Prompt.
Which lines in the records below contain the string "legend"? Report each of those lines in full.

====== Supplied information

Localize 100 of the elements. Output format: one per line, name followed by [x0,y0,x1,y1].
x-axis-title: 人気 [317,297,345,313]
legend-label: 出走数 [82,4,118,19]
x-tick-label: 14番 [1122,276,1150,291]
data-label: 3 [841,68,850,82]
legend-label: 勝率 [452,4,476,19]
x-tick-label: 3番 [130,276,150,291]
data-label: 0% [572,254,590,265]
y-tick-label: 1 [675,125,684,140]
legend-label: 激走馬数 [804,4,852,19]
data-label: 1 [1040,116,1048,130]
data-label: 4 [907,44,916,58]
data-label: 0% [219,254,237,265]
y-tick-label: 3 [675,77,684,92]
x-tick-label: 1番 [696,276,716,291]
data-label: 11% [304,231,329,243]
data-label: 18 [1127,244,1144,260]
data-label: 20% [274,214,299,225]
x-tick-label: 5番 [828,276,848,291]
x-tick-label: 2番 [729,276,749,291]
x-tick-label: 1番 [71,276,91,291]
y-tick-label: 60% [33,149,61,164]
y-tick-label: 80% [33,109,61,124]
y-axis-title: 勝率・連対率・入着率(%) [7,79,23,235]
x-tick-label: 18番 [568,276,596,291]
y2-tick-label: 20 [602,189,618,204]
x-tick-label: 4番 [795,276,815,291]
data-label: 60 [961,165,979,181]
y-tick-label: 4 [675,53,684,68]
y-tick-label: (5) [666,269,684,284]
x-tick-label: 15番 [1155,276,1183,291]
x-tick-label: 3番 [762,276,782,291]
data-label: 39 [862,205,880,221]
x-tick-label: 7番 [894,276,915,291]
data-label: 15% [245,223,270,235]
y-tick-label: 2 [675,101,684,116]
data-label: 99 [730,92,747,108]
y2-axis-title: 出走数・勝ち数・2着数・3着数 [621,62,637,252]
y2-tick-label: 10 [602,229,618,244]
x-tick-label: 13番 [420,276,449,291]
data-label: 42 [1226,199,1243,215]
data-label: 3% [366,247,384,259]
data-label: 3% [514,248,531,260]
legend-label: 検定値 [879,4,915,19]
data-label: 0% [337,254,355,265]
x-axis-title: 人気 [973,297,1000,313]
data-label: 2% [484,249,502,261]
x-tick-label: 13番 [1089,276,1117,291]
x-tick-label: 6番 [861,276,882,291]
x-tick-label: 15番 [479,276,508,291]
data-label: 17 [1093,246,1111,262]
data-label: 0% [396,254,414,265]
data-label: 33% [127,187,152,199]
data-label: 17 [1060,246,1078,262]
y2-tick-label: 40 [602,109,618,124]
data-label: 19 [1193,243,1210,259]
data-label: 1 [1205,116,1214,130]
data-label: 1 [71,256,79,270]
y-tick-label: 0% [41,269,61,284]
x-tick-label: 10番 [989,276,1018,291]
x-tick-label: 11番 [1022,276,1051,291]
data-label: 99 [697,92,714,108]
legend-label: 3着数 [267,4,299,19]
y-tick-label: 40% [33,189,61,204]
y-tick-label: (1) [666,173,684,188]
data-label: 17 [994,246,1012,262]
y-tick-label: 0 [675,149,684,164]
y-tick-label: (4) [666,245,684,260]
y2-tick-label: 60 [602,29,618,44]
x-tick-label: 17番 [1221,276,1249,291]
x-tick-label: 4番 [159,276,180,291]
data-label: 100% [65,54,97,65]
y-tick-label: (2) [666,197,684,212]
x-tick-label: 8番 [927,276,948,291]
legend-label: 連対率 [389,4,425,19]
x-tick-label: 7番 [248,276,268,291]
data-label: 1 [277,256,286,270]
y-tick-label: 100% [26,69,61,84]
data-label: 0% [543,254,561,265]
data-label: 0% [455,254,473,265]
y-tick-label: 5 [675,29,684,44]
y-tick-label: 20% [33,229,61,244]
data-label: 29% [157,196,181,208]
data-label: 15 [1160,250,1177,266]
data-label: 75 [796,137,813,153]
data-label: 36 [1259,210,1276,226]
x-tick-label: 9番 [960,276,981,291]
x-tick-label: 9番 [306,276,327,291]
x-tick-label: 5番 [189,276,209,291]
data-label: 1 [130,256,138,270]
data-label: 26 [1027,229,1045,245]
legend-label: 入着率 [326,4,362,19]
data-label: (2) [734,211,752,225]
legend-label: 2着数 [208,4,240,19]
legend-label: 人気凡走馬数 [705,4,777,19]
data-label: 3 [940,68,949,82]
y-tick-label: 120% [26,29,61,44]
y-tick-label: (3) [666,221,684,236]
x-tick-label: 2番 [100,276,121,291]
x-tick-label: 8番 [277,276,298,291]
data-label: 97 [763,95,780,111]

============

Task response.
legend-label: 出走数 [82,4,118,19]
legend-label: 勝率 [452,4,476,19]
legend-label: 激走馬数 [804,4,852,19]
legend-label: 検定値 [879,4,915,19]
legend-label: 3着数 [267,4,299,19]
legend-label: 連対率 [389,4,425,19]
legend-label: 入着率 [326,4,362,19]
legend-label: 2着数 [208,4,240,19]
legend-label: 人気凡走馬数 [705,4,777,19]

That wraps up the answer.